What is required
Return every line below as is, leaving out the pictures.

Input records
-- START --

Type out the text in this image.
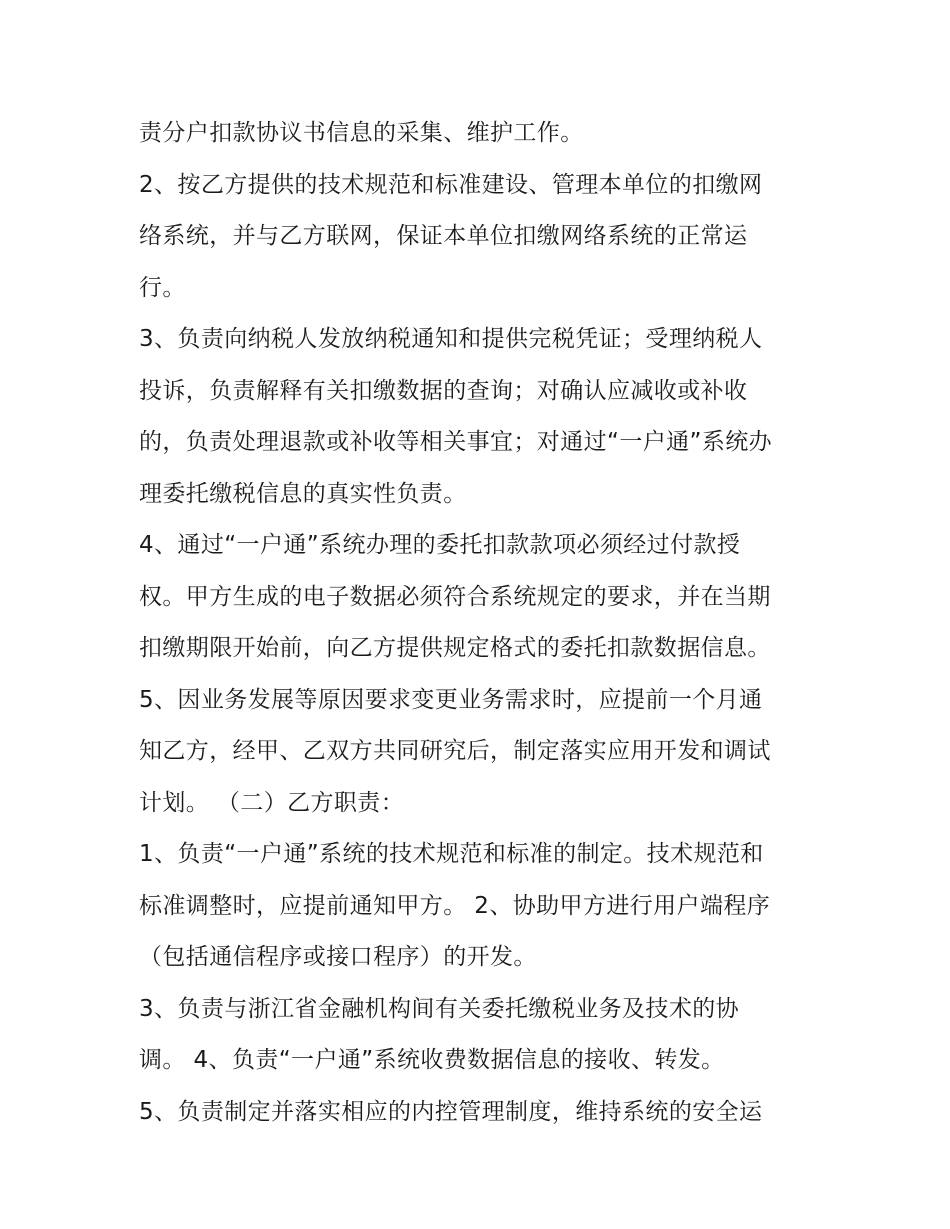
责分户扣款协议书信息的采集、维护工作。
2、按乙方提供的技术规范和标准建设、管理本单位的扣缴网
络系统，并与乙方联网，保证本单位扣缴网络系统的正常运
行。
3、负责向纳税人发放纳税通知和提供完税凭证；受理纳税人
投诉，负责解释有关扣缴数据的查询；对确认应减收或补收
的，负责处理退款或补收等相关事宜；对通过“一户通”系统办
理委托缴税信息的真实性负责。
4、通过“一户通”系统办理的委托扣款款项必须经过付款授
权。甲方生成的电子数据必须符合系统规定的要求，并在当期
扣缴期限开始前，向乙方提供规定格式的委托扣款数据信息。
5、因业务发展等原因要求变更业务需求时，应提前一个月通
知乙方，经甲、乙双方共同研究后，制定落实应用开发和调试
计划。 （二）乙方职责：
1、负责“一户通”系统的技术规范和标准的制定。技术规范和
标准调整时，应提前通知甲方。 2、协助甲方进行用户端程序
（包括通信程序或接口程序）的开发。
3、负责与浙江省金融机构间有关委托缴税业务及技术的协
调。 4、负责“一户通”系统收费数据信息的接收、转发。
5、负责制定并落实相应的内控管理制度，维持系统的安全运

-- END --

Full solution
Type out the text in this image.
责分户扣款协议书信息的采集、维护工作。
2、按乙方提供的技术规范和标准建设、管理本单位的扣缴网
络系统，并与乙方联网，保证本单位扣缴网络系统的正常运
行。
3、负责向纳税人发放纳税通知和提供完税凭证；受理纳税人
投诉，负责解释有关扣缴数据的查询；对确认应减收或补收
的，负责处理退款或补收等相关事宜；对通过“一户通”系统办
理委托缴税信息的真实性负责。
4、通过“一户通”系统办理的委托扣款款项必须经过付款授
权。甲方生成的电子数据必须符合系统规定的要求，并在当期
扣缴期限开始前，向乙方提供规定格式的委托扣款数据信息。
5、因业务发展等原因要求变更业务需求时，应提前一个月通
知乙方，经甲、乙双方共同研究后，制定落实应用开发和调试
计划。 （二）乙方职责：
1、负责“一户通”系统的技术规范和标准的制定。技术规范和
标准调整时，应提前通知甲方。 2、协助甲方进行用户端程序
（包括通信程序或接口程序）的开发。
3、负责与浙江省金融机构间有关委托缴税业务及技术的协
调。 4、负责“一户通”系统收费数据信息的接收、转发。
5、负责制定并落实相应的内控管理制度，维持系统的安全运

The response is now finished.